[Records contained in a dataset]
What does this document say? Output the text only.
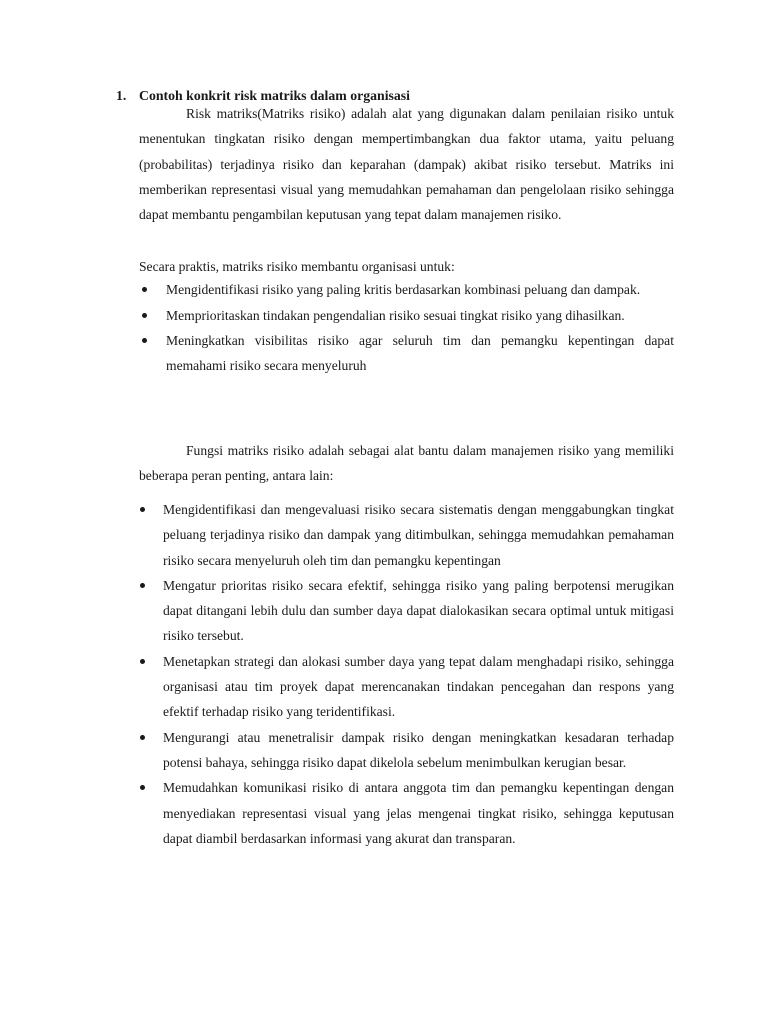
1. Contoh konkrit risk matriks dalam organisasi

Risk matriks(Matriks risiko) adalah alat yang digunakan dalam penilaian risiko untuk menentukan tingkatan risiko dengan mempertimbangkan dua faktor utama, yaitu peluang (probabilitas) terjadinya risiko dan keparahan (dampak) akibat risiko tersebut. Matriks ini memberikan representasi visual yang memudahkan pemahaman dan pengelolaan risiko sehingga dapat membantu pengambilan keputusan yang tepat dalam manajemen risiko.

Secara praktis, matriks risiko membantu organisasi untuk:

Mengidentifikasi risiko yang paling kritis berdasarkan kombinasi peluang dan dampak.
Memprioritaskan tindakan pengendalian risiko sesuai tingkat risiko yang dihasilkan.
Meningkatkan visibilitas risiko agar seluruh tim dan pemangku kepentingan dapat memahami risiko secara menyeluruh

Fungsi matriks risiko adalah sebagai alat bantu dalam manajemen risiko yang memiliki beberapa peran penting, antara lain:

Mengidentifikasi dan mengevaluasi risiko secara sistematis dengan menggabungkan tingkat peluang terjadinya risiko dan dampak yang ditimbulkan, sehingga memudahkan pemahaman risiko secara menyeluruh oleh tim dan pemangku kepentingan
Mengatur prioritas risiko secara efektif, sehingga risiko yang paling berpotensi merugikan dapat ditangani lebih dulu dan sumber daya dapat dialokasikan secara optimal untuk mitigasi risiko tersebut.
Menetapkan strategi dan alokasi sumber daya yang tepat dalam menghadapi risiko, sehingga organisasi atau tim proyek dapat merencanakan tindakan pencegahan dan respons yang efektif terhadap risiko yang teridentifikasi.
Mengurangi atau menetralisir dampak risiko dengan meningkatkan kesadaran terhadap potensi bahaya, sehingga risiko dapat dikelola sebelum menimbulkan kerugian besar.
Memudahkan komunikasi risiko di antara anggota tim dan pemangku kepentingan dengan menyediakan representasi visual yang jelas mengenai tingkat risiko, sehingga keputusan dapat diambil berdasarkan informasi yang akurat dan transparan.
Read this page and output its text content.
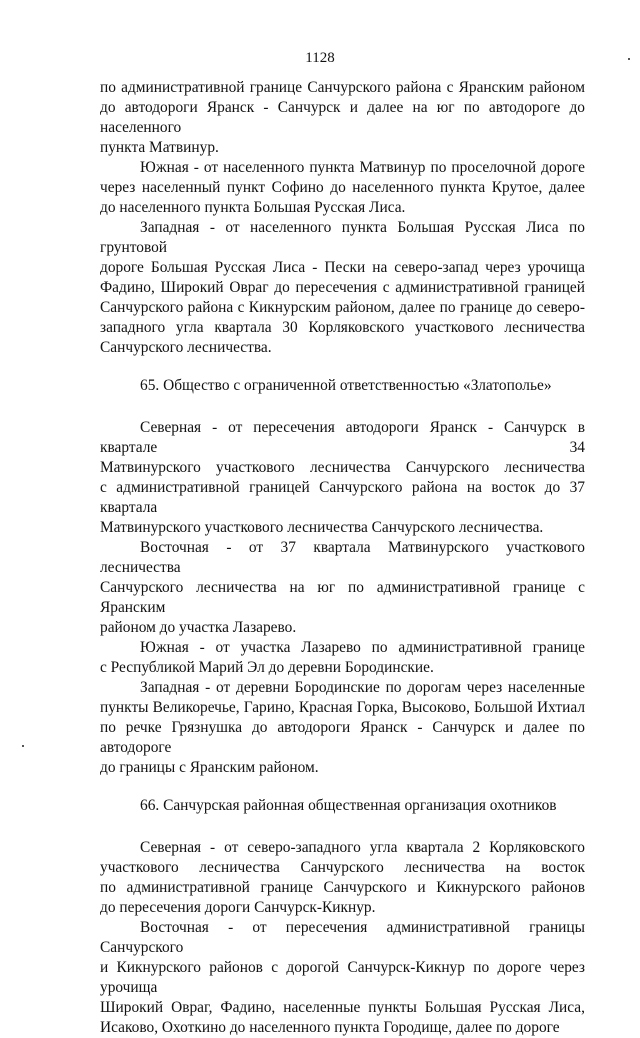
1128

по административной границе Санчурского района с Яранским районом
до автодороги Яранск - Санчурск и далее на юг по автодороге до населенного
пункта Матвинур.

Южная - от населенного пункта Матвинур по проселочной дороге
через населенный пункт Софино до населенного пункта Крутое, далее
до населенного пункта Большая Русская Лиса.

Западная - от населенного пункта Большая Русская Лиса по грунтовой
дороге Большая Русская Лиса - Пески на северо-запад через урочища
Фадино, Широкий Овраг до пересечения с административной границей
Санчурского района с Кикнурским районом, далее по границе до северо-
западного угла квартала 30 Корляковского участкового лесничества
Санчурского лесничества.

65. Общество с ограниченной ответственностью «Златополье»

Северная - от пересечения автодороги Яранск - Санчурск в квартале 34
Матвинурского участкового лесничества Санчурского лесничества
с административной границей Санчурского района на восток до 37 квартала
Матвинурского участкового лесничества Санчурского лесничества.

Восточная - от 37 квартала Матвинурского участкового лесничества
Санчурского лесничества на юг по административной границе с Яранским
районом до участка Лазарево.

Южная - от участка Лазарево по административной границе
с Республикой Марий Эл до деревни Бородинские.

Западная - от деревни Бородинские по дорогам через населенные
пункты Великоречье, Гарино, Красная Горка, Высоково, Большой Ихтиал
по речке Грязнушка до автодороги Яранск - Санчурск и далее по автодороге
до границы с Яранским районом.

66. Санчурская районная общественная организация охотников

Северная - от северо-западного угла квартала 2 Корляковского
участкового лесничества Санчурского лесничества на восток
по административной границе Санчурского и Кикнурского районов
до пересечения дороги Санчурск-Кикнур.

Восточная - от пересечения административной границы Санчурского
и Кикнурского районов с дорогой Санчурск-Кикнур по дороге через урочища
Широкий Овраг, Фадино, населенные пункты Большая Русская Лиса,
Исаково, Охоткино до населенного пункта Городище, далее по дороге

▸ **Your objective**
Quote every record above exactly, leaving out any pictures.

▸ **Output below**
What does this document say? Output the text only.
1. Contoh konkrit risk matriks dalam organisasi

Risk matriks(Matriks risiko) adalah alat yang digunakan dalam penilaian risiko untuk menentukan tingkatan risiko dengan mempertimbangkan dua faktor utama, yaitu peluang (probabilitas) terjadinya risiko dan keparahan (dampak) akibat risiko tersebut. Matriks ini memberikan representasi visual yang memudahkan pemahaman dan pengelolaan risiko sehingga dapat membantu pengambilan keputusan yang tepat dalam manajemen risiko.

Secara praktis, matriks risiko membantu organisasi untuk:

Mengidentifikasi risiko yang paling kritis berdasarkan kombinasi peluang dan dampak.
Memprioritaskan tindakan pengendalian risiko sesuai tingkat risiko yang dihasilkan.
Meningkatkan visibilitas risiko agar seluruh tim dan pemangku kepentingan dapat memahami risiko secara menyeluruh

Fungsi matriks risiko adalah sebagai alat bantu dalam manajemen risiko yang memiliki beberapa peran penting, antara lain:

Mengidentifikasi dan mengevaluasi risiko secara sistematis dengan menggabungkan tingkat peluang terjadinya risiko dan dampak yang ditimbulkan, sehingga memudahkan pemahaman risiko secara menyeluruh oleh tim dan pemangku kepentingan
Mengatur prioritas risiko secara efektif, sehingga risiko yang paling berpotensi merugikan dapat ditangani lebih dulu dan sumber daya dapat dialokasikan secara optimal untuk mitigasi risiko tersebut.
Menetapkan strategi dan alokasi sumber daya yang tepat dalam menghadapi risiko, sehingga organisasi atau tim proyek dapat merencanakan tindakan pencegahan dan respons yang efektif terhadap risiko yang teridentifikasi.
Mengurangi atau menetralisir dampak risiko dengan meningkatkan kesadaran terhadap potensi bahaya, sehingga risiko dapat dikelola sebelum menimbulkan kerugian besar.
Memudahkan komunikasi risiko di antara anggota tim dan pemangku kepentingan dengan menyediakan representasi visual yang jelas mengenai tingkat risiko, sehingga keputusan dapat diambil berdasarkan informasi yang akurat dan transparan.
Read this page and output its text content.
1128

по административной границе Санчурского района с Яранским районом
до автодороги Яранск - Санчурск и далее на юг по автодороге до населенного
пункта Матвинур.

Южная - от населенного пункта Матвинур по проселочной дороге
через населенный пункт Софино до населенного пункта Крутое, далее
до населенного пункта Большая Русская Лиса.

Западная - от населенного пункта Большая Русская Лиса по грунтовой
дороге Большая Русская Лиса - Пески на северо-запад через урочища
Фадино, Широкий Овраг до пересечения с административной границей
Санчурского района с Кикнурским районом, далее по границе до северо-
западного угла квартала 30 Корляковского участкового лесничества
Санчурского лесничества.

65. Общество с ограниченной ответственностью «Златополье»

Северная - от пересечения автодороги Яранск - Санчурск в квартале 34
Матвинурского участкового лесничества Санчурского лесничества
с административной границей Санчурского района на восток до 37 квартала
Матвинурского участкового лесничества Санчурского лесничества.

Восточная - от 37 квартала Матвинурского участкового лесничества
Санчурского лесничества на юг по административной границе с Яранским
районом до участка Лазарево.

Южная - от участка Лазарево по административной границе
с Республикой Марий Эл до деревни Бородинские.

Западная - от деревни Бородинские по дорогам через населенные
пункты Великоречье, Гарино, Красная Горка, Высоково, Большой Ихтиал
по речке Грязнушка до автодороги Яранск - Санчурск и далее по автодороге
до границы с Яранским районом.

66. Санчурская районная общественная организация охотников

Северная - от северо-западного угла квартала 2 Корляковского
участкового лесничества Санчурского лесничества на восток
по административной границе Санчурского и Кикнурского районов
до пересечения дороги Санчурск-Кикнур.

Восточная - от пересечения административной границы Санчурского
и Кикнурского районов с дорогой Санчурск-Кикнур по дороге через урочища
Широкий Овраг, Фадино, населенные пункты Большая Русская Лиса,
Исаково, Охоткино до населенного пункта Городище, далее по дороге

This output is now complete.